__INSTRUCTIONS FOR THE TASK__.
Records follow. Select each line holding "name".

-- -- --

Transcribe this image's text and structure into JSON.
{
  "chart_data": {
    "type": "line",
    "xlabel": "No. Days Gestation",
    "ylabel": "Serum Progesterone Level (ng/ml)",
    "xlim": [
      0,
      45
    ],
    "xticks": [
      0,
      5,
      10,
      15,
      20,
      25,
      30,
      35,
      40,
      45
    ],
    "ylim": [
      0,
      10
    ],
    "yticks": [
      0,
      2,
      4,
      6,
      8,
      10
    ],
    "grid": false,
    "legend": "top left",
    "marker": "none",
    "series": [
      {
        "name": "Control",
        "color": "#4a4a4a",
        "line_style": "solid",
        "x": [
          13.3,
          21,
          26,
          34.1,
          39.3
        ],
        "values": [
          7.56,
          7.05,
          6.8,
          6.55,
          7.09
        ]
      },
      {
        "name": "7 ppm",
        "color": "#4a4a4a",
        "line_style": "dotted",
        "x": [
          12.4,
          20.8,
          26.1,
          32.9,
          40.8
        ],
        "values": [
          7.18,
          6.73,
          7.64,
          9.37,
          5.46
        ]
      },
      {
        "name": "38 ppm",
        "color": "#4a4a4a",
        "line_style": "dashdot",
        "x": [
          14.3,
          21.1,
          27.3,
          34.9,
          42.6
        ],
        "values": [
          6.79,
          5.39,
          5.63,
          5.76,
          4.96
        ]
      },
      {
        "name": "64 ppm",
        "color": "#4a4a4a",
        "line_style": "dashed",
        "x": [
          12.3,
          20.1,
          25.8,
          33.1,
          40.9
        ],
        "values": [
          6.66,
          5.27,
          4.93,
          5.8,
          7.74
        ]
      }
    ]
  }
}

-- -- --

__FINAL ANSWER__.
        "name": "Control",
        "name": "7 ppm",
        "name": "38 ppm",
        "name": "64 ppm",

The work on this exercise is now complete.